— Data provided —
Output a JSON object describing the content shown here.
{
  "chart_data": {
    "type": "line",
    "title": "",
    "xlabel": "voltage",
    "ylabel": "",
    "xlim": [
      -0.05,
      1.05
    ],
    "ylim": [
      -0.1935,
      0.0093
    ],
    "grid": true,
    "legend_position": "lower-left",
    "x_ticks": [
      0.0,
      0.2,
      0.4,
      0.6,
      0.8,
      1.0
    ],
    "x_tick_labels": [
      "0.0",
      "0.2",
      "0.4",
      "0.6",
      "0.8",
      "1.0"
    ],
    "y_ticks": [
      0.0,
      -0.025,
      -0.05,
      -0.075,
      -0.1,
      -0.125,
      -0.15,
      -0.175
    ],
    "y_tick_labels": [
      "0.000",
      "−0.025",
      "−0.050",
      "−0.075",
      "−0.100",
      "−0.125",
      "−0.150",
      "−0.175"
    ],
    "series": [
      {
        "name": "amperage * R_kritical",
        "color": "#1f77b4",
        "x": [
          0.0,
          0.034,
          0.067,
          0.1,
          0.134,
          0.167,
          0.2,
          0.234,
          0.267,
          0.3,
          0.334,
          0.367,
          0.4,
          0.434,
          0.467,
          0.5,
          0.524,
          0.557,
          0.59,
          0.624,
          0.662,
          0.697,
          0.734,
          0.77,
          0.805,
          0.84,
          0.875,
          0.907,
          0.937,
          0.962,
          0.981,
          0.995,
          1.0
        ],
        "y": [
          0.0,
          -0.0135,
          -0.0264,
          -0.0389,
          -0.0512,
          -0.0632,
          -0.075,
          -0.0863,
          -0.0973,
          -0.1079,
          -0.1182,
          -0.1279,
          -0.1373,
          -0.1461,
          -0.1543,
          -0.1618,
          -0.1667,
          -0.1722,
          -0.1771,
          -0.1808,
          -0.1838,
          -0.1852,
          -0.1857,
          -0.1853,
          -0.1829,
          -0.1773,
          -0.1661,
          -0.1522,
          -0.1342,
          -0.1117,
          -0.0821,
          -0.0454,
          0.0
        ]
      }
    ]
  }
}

— Task prompt —
Please repeat the listing above in full and exactly.

— The completed task —
Output a JSON object describing the content shown here.
{
  "chart_data": {
    "type": "line",
    "title": "",
    "xlabel": "voltage",
    "ylabel": "",
    "xlim": [
      -0.05,
      1.05
    ],
    "ylim": [
      -0.1935,
      0.0093
    ],
    "grid": true,
    "legend_position": "lower-left",
    "x_ticks": [
      0.0,
      0.2,
      0.4,
      0.6,
      0.8,
      1.0
    ],
    "x_tick_labels": [
      "0.0",
      "0.2",
      "0.4",
      "0.6",
      "0.8",
      "1.0"
    ],
    "y_ticks": [
      0.0,
      -0.025,
      -0.05,
      -0.075,
      -0.1,
      -0.125,
      -0.15,
      -0.175
    ],
    "y_tick_labels": [
      "0.000",
      "−0.025",
      "−0.050",
      "−0.075",
      "−0.100",
      "−0.125",
      "−0.150",
      "−0.175"
    ],
    "series": [
      {
        "name": "amperage * R_kritical",
        "color": "#1f77b4",
        "x": [
          0.0,
          0.034,
          0.067,
          0.1,
          0.134,
          0.167,
          0.2,
          0.234,
          0.267,
          0.3,
          0.334,
          0.367,
          0.4,
          0.434,
          0.467,
          0.5,
          0.524,
          0.557,
          0.59,
          0.624,
          0.662,
          0.697,
          0.734,
          0.77,
          0.805,
          0.84,
          0.875,
          0.907,
          0.937,
          0.962,
          0.981,
          0.995,
          1.0
        ],
        "y": [
          0.0,
          -0.0135,
          -0.0264,
          -0.0389,
          -0.0512,
          -0.0632,
          -0.075,
          -0.0863,
          -0.0973,
          -0.1079,
          -0.1182,
          -0.1279,
          -0.1373,
          -0.1461,
          -0.1543,
          -0.1618,
          -0.1667,
          -0.1722,
          -0.1771,
          -0.1808,
          -0.1838,
          -0.1852,
          -0.1857,
          -0.1853,
          -0.1829,
          -0.1773,
          -0.1661,
          -0.1522,
          -0.1342,
          -0.1117,
          -0.0821,
          -0.0454,
          0.0
        ]
      }
    ]
  }
}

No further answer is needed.